### EXERCISE DESCRIPTION
Output every line of the data exactly as it appears.

____

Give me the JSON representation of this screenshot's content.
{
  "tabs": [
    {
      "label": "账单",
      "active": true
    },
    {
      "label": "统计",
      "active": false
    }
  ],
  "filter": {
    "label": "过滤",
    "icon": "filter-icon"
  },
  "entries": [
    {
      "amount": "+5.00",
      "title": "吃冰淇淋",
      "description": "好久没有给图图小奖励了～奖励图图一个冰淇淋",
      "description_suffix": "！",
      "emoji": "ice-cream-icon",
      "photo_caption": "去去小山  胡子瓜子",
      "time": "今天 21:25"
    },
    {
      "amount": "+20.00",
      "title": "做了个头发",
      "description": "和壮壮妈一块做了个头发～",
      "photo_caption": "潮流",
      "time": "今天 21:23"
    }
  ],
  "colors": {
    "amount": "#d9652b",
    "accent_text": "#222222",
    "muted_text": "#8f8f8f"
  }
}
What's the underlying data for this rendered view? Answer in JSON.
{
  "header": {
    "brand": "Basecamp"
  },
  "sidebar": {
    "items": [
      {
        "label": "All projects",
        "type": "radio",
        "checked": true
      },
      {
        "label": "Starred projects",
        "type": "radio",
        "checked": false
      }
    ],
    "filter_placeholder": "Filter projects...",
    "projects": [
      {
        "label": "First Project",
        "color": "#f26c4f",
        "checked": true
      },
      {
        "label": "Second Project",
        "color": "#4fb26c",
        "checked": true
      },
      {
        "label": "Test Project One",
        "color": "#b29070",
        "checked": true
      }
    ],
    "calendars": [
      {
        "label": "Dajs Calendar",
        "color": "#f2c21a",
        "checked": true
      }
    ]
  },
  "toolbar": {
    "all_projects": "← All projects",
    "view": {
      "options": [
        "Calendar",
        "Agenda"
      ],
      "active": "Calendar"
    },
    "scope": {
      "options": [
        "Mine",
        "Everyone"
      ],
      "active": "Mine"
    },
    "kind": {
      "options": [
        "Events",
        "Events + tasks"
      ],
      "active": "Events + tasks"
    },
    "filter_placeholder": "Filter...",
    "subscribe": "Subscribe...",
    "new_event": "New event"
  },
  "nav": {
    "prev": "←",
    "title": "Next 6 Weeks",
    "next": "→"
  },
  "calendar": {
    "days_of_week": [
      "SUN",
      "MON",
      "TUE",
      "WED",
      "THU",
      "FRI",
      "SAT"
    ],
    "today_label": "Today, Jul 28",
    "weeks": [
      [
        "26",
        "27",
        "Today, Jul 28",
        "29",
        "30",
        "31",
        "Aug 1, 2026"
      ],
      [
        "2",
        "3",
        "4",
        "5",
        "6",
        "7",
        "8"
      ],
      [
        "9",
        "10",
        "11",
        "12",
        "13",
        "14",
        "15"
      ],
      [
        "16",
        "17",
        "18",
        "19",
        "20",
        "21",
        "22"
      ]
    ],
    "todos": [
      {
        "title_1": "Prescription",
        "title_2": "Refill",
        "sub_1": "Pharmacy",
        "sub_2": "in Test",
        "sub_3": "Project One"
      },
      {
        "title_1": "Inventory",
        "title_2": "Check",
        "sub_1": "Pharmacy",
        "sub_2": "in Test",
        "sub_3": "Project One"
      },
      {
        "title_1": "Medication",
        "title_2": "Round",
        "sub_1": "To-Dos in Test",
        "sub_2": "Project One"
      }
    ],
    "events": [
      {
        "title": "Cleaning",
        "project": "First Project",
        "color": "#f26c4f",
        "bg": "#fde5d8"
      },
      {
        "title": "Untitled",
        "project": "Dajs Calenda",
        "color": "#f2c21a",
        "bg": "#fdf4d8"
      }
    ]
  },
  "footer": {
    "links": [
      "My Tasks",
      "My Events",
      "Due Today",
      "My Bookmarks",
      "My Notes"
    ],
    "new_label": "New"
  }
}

____

### EXERCISE RESULT
Give me the JSON representation of this screenshot's content.
{
  "tabs": [
    {
      "label": "账单",
      "active": true
    },
    {
      "label": "统计",
      "active": false
    }
  ],
  "filter": {
    "label": "过滤",
    "icon": "filter-icon"
  },
  "entries": [
    {
      "amount": "+5.00",
      "title": "吃冰淇淋",
      "description": "好久没有给图图小奖励了～奖励图图一个冰淇淋",
      "description_suffix": "！",
      "emoji": "ice-cream-icon",
      "photo_caption": "去去小山  胡子瓜子",
      "time": "今天 21:25"
    },
    {
      "amount": "+20.00",
      "title": "做了个头发",
      "description": "和壮壮妈一块做了个头发～",
      "photo_caption": "潮流",
      "time": "今天 21:23"
    }
  ],
  "colors": {
    "amount": "#d9652b",
    "accent_text": "#222222",
    "muted_text": "#8f8f8f"
  }
}
What's the underlying data for this rendered view? Answer in JSON.
{
  "header": {
    "brand": "Basecamp"
  },
  "sidebar": {
    "items": [
      {
        "label": "All projects",
        "type": "radio",
        "checked": true
      },
      {
        "label": "Starred projects",
        "type": "radio",
        "checked": false
      }
    ],
    "filter_placeholder": "Filter projects...",
    "projects": [
      {
        "label": "First Project",
        "color": "#f26c4f",
        "checked": true
      },
      {
        "label": "Second Project",
        "color": "#4fb26c",
        "checked": true
      },
      {
        "label": "Test Project One",
        "color": "#b29070",
        "checked": true
      }
    ],
    "calendars": [
      {
        "label": "Dajs Calendar",
        "color": "#f2c21a",
        "checked": true
      }
    ]
  },
  "toolbar": {
    "all_projects": "← All projects",
    "view": {
      "options": [
        "Calendar",
        "Agenda"
      ],
      "active": "Calendar"
    },
    "scope": {
      "options": [
        "Mine",
        "Everyone"
      ],
      "active": "Mine"
    },
    "kind": {
      "options": [
        "Events",
        "Events + tasks"
      ],
      "active": "Events + tasks"
    },
    "filter_placeholder": "Filter...",
    "subscribe": "Subscribe...",
    "new_event": "New event"
  },
  "nav": {
    "prev": "←",
    "title": "Next 6 Weeks",
    "next": "→"
  },
  "calendar": {
    "days_of_week": [
      "SUN",
      "MON",
      "TUE",
      "WED",
      "THU",
      "FRI",
      "SAT"
    ],
    "today_label": "Today, Jul 28",
    "weeks": [
      [
        "26",
        "27",
        "Today, Jul 28",
        "29",
        "30",
        "31",
        "Aug 1, 2026"
      ],
      [
        "2",
        "3",
        "4",
        "5",
        "6",
        "7",
        "8"
      ],
      [
        "9",
        "10",
        "11",
        "12",
        "13",
        "14",
        "15"
      ],
      [
        "16",
        "17",
        "18",
        "19",
        "20",
        "21",
        "22"
      ]
    ],
    "todos": [
      {
        "title_1": "Prescription",
        "title_2": "Refill",
        "sub_1": "Pharmacy",
        "sub_2": "in Test",
        "sub_3": "Project One"
      },
      {
        "title_1": "Inventory",
        "title_2": "Check",
        "sub_1": "Pharmacy",
        "sub_2": "in Test",
        "sub_3": "Project One"
      },
      {
        "title_1": "Medication",
        "title_2": "Round",
        "sub_1": "To-Dos in Test",
        "sub_2": "Project One"
      }
    ],
    "events": [
      {
        "title": "Cleaning",
        "project": "First Project",
        "color": "#f26c4f",
        "bg": "#fde5d8"
      },
      {
        "title": "Untitled",
        "project": "Dajs Calenda",
        "color": "#f2c21a",
        "bg": "#fdf4d8"
      }
    ]
  },
  "footer": {
    "links": [
      "My Tasks",
      "My Events",
      "Due Today",
      "My Bookmarks",
      "My Notes"
    ],
    "new_label": "New"
  }
}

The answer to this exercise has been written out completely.